Goal of the exercise
Output the material word for word. Leave each picture out.

○ ○ ○

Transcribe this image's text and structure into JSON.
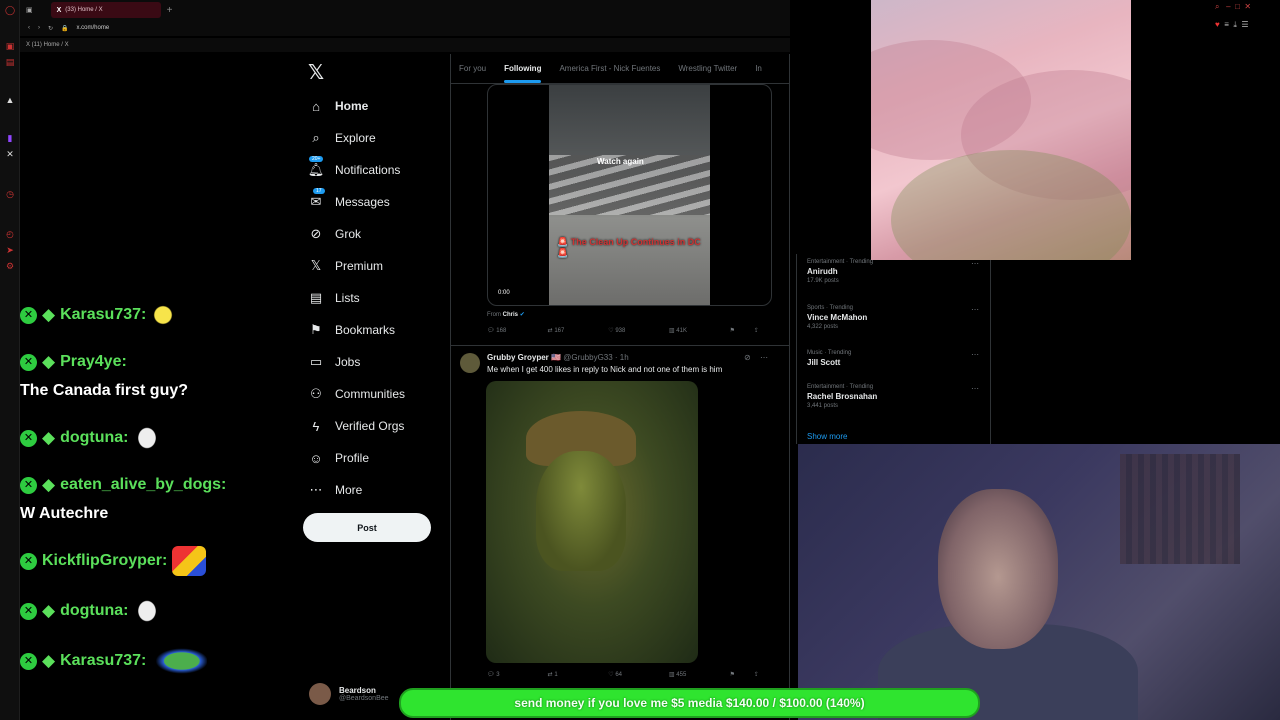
{
  "browser": {
    "tab_title": "(33) Home / X",
    "url": "x.com/home",
    "bookmark_label": "(11) Home / X"
  },
  "chat": [
    {
      "user": "Karasu737:",
      "message": "",
      "emote": "bird-emote"
    },
    {
      "user": "Pray4ye:",
      "message": "The Canada first guy?",
      "emote": ""
    },
    {
      "user": "dogtuna:",
      "message": "",
      "emote": "ghost-emote"
    },
    {
      "user": "eaten_alive_by_dogs:",
      "message": "W Autechre",
      "emote": ""
    },
    {
      "user": "KickflipGroyper:",
      "message": "",
      "emote": "mario-emote"
    },
    {
      "user": "dogtuna:",
      "message": "",
      "emote": "ghost-emote"
    },
    {
      "user": "Karasu737:",
      "message": "",
      "emote": "pepe-emote"
    }
  ],
  "nav": {
    "items": [
      {
        "label": "Home",
        "icon": "home-icon"
      },
      {
        "label": "Explore",
        "icon": "search-icon"
      },
      {
        "label": "Notifications",
        "icon": "bell-icon",
        "badge": "20+"
      },
      {
        "label": "Messages",
        "icon": "mail-icon",
        "badge": "17"
      },
      {
        "label": "Grok",
        "icon": "grok-icon"
      },
      {
        "label": "Premium",
        "icon": "x-icon"
      },
      {
        "label": "Lists",
        "icon": "list-icon"
      },
      {
        "label": "Bookmarks",
        "icon": "bookmark-icon"
      },
      {
        "label": "Jobs",
        "icon": "briefcase-icon"
      },
      {
        "label": "Communities",
        "icon": "people-icon"
      },
      {
        "label": "Verified Orgs",
        "icon": "lightning-icon"
      },
      {
        "label": "Profile",
        "icon": "person-icon"
      },
      {
        "label": "More",
        "icon": "more-icon"
      }
    ],
    "post_label": "Post"
  },
  "account": {
    "name": "Beardson",
    "handle": "@BeardsonBee"
  },
  "feed": {
    "tabs": [
      "For you",
      "Following",
      "America First - Nick Fuentes",
      "Wrestling Twitter",
      "In"
    ],
    "tweet1": {
      "watch_again": "Watch again",
      "caption": "🚨 The Clean Up Continues in DC 🚨",
      "time": "0:00",
      "from_label": "From",
      "from_name": "Chris",
      "replies": "168",
      "reposts": "167",
      "likes": "938",
      "views": "41K"
    },
    "tweet2": {
      "name": "Grubby Groyper 🇺🇸",
      "handle": "@GrubbyG33 · 1h",
      "text": "Me when I get 400 likes in reply to Nick and not one of them is him",
      "replies": "3",
      "reposts": "1",
      "likes": "64",
      "views": "455"
    }
  },
  "trends": [
    {
      "category": "Entertainment · Trending",
      "name": "Anirudh",
      "count": "17.9K posts"
    },
    {
      "category": "Sports · Trending",
      "name": "Vince McMahon",
      "count": "4,322 posts"
    },
    {
      "category": "Music · Trending",
      "name": "Jill Scott",
      "count": ""
    },
    {
      "category": "Entertainment · Trending",
      "name": "Rachel Brosnahan",
      "count": "3,441 posts"
    }
  ],
  "show_more": "Show more",
  "donation": {
    "text": "send money if you love me $5 media $140.00 / $100.00 (140%)"
  },
  "colors": {
    "accent": "#1d9bf0",
    "chat_green": "#5be05b",
    "donation_green": "#2fe42f"
  }
}
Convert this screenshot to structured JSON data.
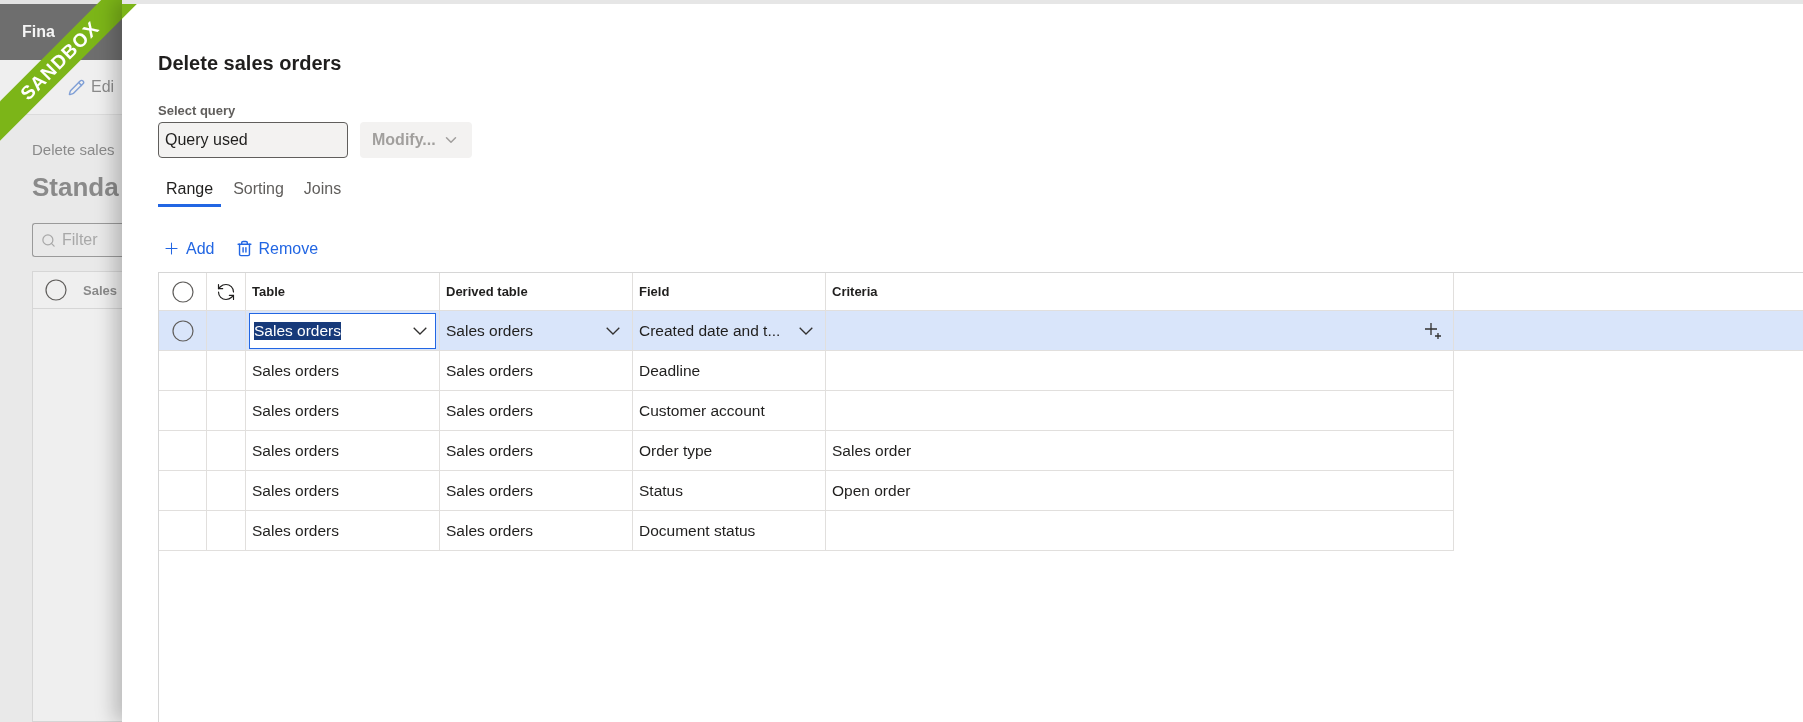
{
  "background_page": {
    "header_title": "Fina",
    "toolbar_button": "Edi",
    "breadcrumb": "Delete sales",
    "heading": "Standa",
    "filter": {
      "placeholder": "Filter"
    },
    "list_column": "Sales",
    "select_all": {
      "checked": false
    }
  },
  "ribbon": {
    "label": "SANDBOX"
  },
  "dialog": {
    "title": "Delete sales orders",
    "select_query": {
      "label": "Select query",
      "value": "Query used"
    },
    "modify_button": {
      "label": "Modify...",
      "disabled": true
    },
    "tabs": [
      {
        "label": "Range",
        "selected": true
      },
      {
        "label": "Sorting",
        "selected": false
      },
      {
        "label": "Joins",
        "selected": false
      }
    ],
    "actions": [
      {
        "kind": "add",
        "label": "Add"
      },
      {
        "kind": "remove",
        "label": "Remove"
      }
    ],
    "table": {
      "select_all": {
        "checked": false
      },
      "columns": [
        "Table",
        "Derived table",
        "Field",
        "Criteria"
      ],
      "rows": [
        {
          "selected": true,
          "table": "Sales orders",
          "derived_table": "Sales orders",
          "field": "Created date and t..."
        },
        {
          "selected": false,
          "table": "Sales orders",
          "derived_table": "Sales orders",
          "field": "Deadline"
        },
        {
          "selected": false,
          "table": "Sales orders",
          "derived_table": "Sales orders",
          "field": "Customer account"
        },
        {
          "selected": false,
          "table": "Sales orders",
          "derived_table": "Sales orders",
          "field": "Order type",
          "criteria": "Sales order"
        },
        {
          "selected": false,
          "table": "Sales orders",
          "derived_table": "Sales orders",
          "field": "Status",
          "criteria": "Open order"
        },
        {
          "selected": false,
          "table": "Sales orders",
          "derived_table": "Sales orders",
          "field": "Document status"
        }
      ]
    }
  }
}
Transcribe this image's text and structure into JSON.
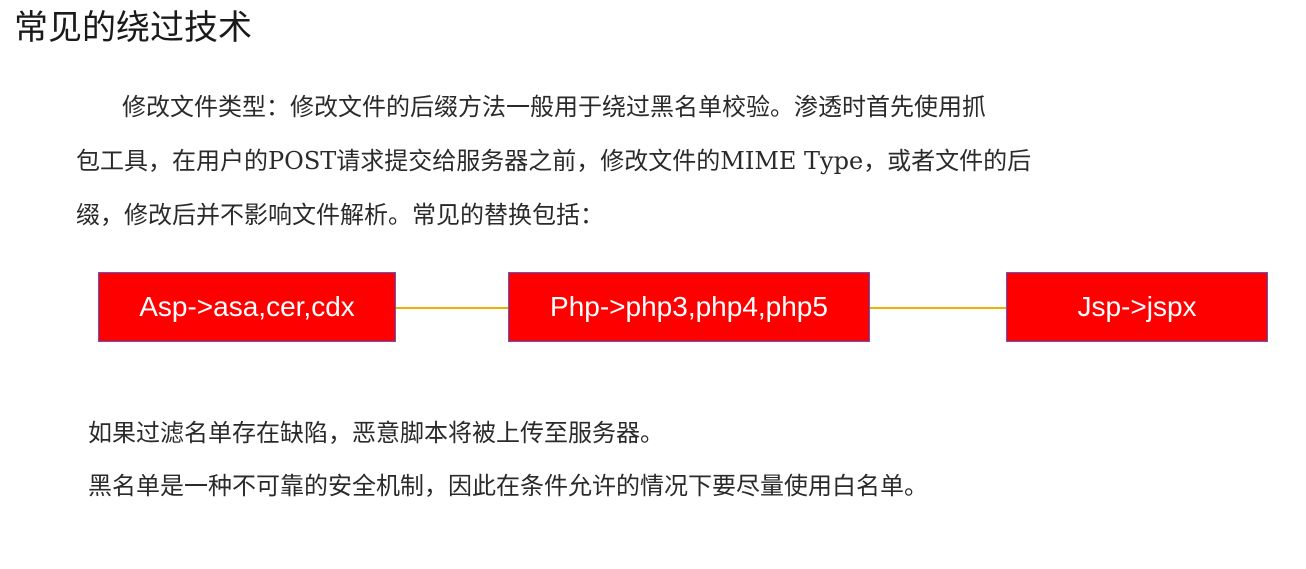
{
  "title": "常见的绕过技术",
  "paragraph": {
    "lines": [
      "修改文件类型：修改文件的后缀方法一般用于绕过黑名单校验。渗透时首先使用抓",
      "包工具，在用户的POST请求提交给服务器之前，修改文件的MIME Type，或者文件的后",
      "缀，修改后并不影响文件解析。常见的替换包括："
    ]
  },
  "flow": {
    "boxes": [
      {
        "label": "Asp->asa,cer,cdx"
      },
      {
        "label": "Php->php3,php4,php5"
      },
      {
        "label": "Jsp->jspx"
      }
    ],
    "colors": {
      "box_fill": "#ff0000",
      "box_text": "#ffffff",
      "connector": "#e8b300"
    }
  },
  "notes": [
    "如果过滤名单存在缺陷，恶意脚本将被上传至服务器。",
    "黑名单是一种不可靠的安全机制，因此在条件允许的情况下要尽量使用白名单。"
  ]
}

○ ○ ○

Complete answer
Transcribe this image's text and structure into JSON.
{
  "browser": {
    "tab_title": "(33) Home / X",
    "url": "x.com/home",
    "bookmark_label": "(11) Home / X"
  },
  "chat": [
    {
      "user": "Karasu737:",
      "message": "",
      "emote": "bird-emote"
    },
    {
      "user": "Pray4ye:",
      "message": "The Canada first guy?",
      "emote": ""
    },
    {
      "user": "dogtuna:",
      "message": "",
      "emote": "ghost-emote"
    },
    {
      "user": "eaten_alive_by_dogs:",
      "message": "W Autechre",
      "emote": ""
    },
    {
      "user": "KickflipGroyper:",
      "message": "",
      "emote": "mario-emote"
    },
    {
      "user": "dogtuna:",
      "message": "",
      "emote": "ghost-emote"
    },
    {
      "user": "Karasu737:",
      "message": "",
      "emote": "pepe-emote"
    }
  ],
  "nav": {
    "items": [
      {
        "label": "Home",
        "icon": "home-icon"
      },
      {
        "label": "Explore",
        "icon": "search-icon"
      },
      {
        "label": "Notifications",
        "icon": "bell-icon",
        "badge": "20+"
      },
      {
        "label": "Messages",
        "icon": "mail-icon",
        "badge": "17"
      },
      {
        "label": "Grok",
        "icon": "grok-icon"
      },
      {
        "label": "Premium",
        "icon": "x-icon"
      },
      {
        "label": "Lists",
        "icon": "list-icon"
      },
      {
        "label": "Bookmarks",
        "icon": "bookmark-icon"
      },
      {
        "label": "Jobs",
        "icon": "briefcase-icon"
      },
      {
        "label": "Communities",
        "icon": "people-icon"
      },
      {
        "label": "Verified Orgs",
        "icon": "lightning-icon"
      },
      {
        "label": "Profile",
        "icon": "person-icon"
      },
      {
        "label": "More",
        "icon": "more-icon"
      }
    ],
    "post_label": "Post"
  },
  "account": {
    "name": "Beardson",
    "handle": "@BeardsonBee"
  },
  "feed": {
    "tabs": [
      "For you",
      "Following",
      "America First - Nick Fuentes",
      "Wrestling Twitter",
      "In"
    ],
    "tweet1": {
      "watch_again": "Watch again",
      "caption": "🚨 The Clean Up Continues in DC 🚨",
      "time": "0:00",
      "from_label": "From",
      "from_name": "Chris",
      "replies": "168",
      "reposts": "167",
      "likes": "938",
      "views": "41K"
    },
    "tweet2": {
      "name": "Grubby Groyper 🇺🇸",
      "handle": "@GrubbyG33 · 1h",
      "text": "Me when I get 400 likes in reply to Nick and not one of them is him",
      "replies": "3",
      "reposts": "1",
      "likes": "64",
      "views": "455"
    }
  },
  "trends": [
    {
      "category": "Entertainment · Trending",
      "name": "Anirudh",
      "count": "17.9K posts"
    },
    {
      "category": "Sports · Trending",
      "name": "Vince McMahon",
      "count": "4,322 posts"
    },
    {
      "category": "Music · Trending",
      "name": "Jill Scott",
      "count": ""
    },
    {
      "category": "Entertainment · Trending",
      "name": "Rachel Brosnahan",
      "count": "3,441 posts"
    }
  ],
  "show_more": "Show more",
  "donation": {
    "text": "send money if you love me $5 media $140.00 / $100.00 (140%)"
  },
  "colors": {
    "accent": "#1d9bf0",
    "chat_green": "#5be05b",
    "donation_green": "#2fe42f"
  }
}
Convert this screenshot to structured JSON data.
{
  "background_page": {
    "header_title": "Fina",
    "toolbar_button": "Edi",
    "breadcrumb": "Delete sales",
    "heading": "Standa",
    "filter": {
      "placeholder": "Filter"
    },
    "list_column": "Sales",
    "select_all": {
      "checked": false
    }
  },
  "ribbon": {
    "label": "SANDBOX"
  },
  "dialog": {
    "title": "Delete sales orders",
    "select_query": {
      "label": "Select query",
      "value": "Query used"
    },
    "modify_button": {
      "label": "Modify...",
      "disabled": true
    },
    "tabs": [
      {
        "label": "Range",
        "selected": true
      },
      {
        "label": "Sorting",
        "selected": false
      },
      {
        "label": "Joins",
        "selected": false
      }
    ],
    "actions": [
      {
        "kind": "add",
        "label": "Add"
      },
      {
        "kind": "remove",
        "label": "Remove"
      }
    ],
    "table": {
      "select_all": {
        "checked": false
      },
      "columns": [
        "Table",
        "Derived table",
        "Field",
        "Criteria"
      ],
      "rows": [
        {
          "selected": true,
          "table": "Sales orders",
          "derived_table": "Sales orders",
          "field": "Created date and t..."
        },
        {
          "selected": false,
          "table": "Sales orders",
          "derived_table": "Sales orders",
          "field": "Deadline"
        },
        {
          "selected": false,
          "table": "Sales orders",
          "derived_table": "Sales orders",
          "field": "Customer account"
        },
        {
          "selected": false,
          "table": "Sales orders",
          "derived_table": "Sales orders",
          "field": "Order type",
          "criteria": "Sales order"
        },
        {
          "selected": false,
          "table": "Sales orders",
          "derived_table": "Sales orders",
          "field": "Status",
          "criteria": "Open order"
        },
        {
          "selected": false,
          "table": "Sales orders",
          "derived_table": "Sales orders",
          "field": "Document status"
        }
      ]
    }
  }
}
Transcribe this image's text and structure into JSON.
{
  "title": "常见的绕过技术",
  "paragraph": {
    "lines": [
      "修改文件类型：修改文件的后缀方法一般用于绕过黑名单校验。渗透时首先使用抓",
      "包工具，在用户的POST请求提交给服务器之前，修改文件的MIME Type，或者文件的后",
      "缀，修改后并不影响文件解析。常见的替换包括："
    ]
  },
  "flow": {
    "boxes": [
      {
        "label": "Asp->asa,cer,cdx"
      },
      {
        "label": "Php->php3,php4,php5"
      },
      {
        "label": "Jsp->jspx"
      }
    ],
    "colors": {
      "box_fill": "#ff0000",
      "box_text": "#ffffff",
      "connector": "#e8b300"
    }
  },
  "notes": [
    "如果过滤名单存在缺陷，恶意脚本将被上传至服务器。",
    "黑名单是一种不可靠的安全机制，因此在条件允许的情况下要尽量使用白名单。"
  ]
}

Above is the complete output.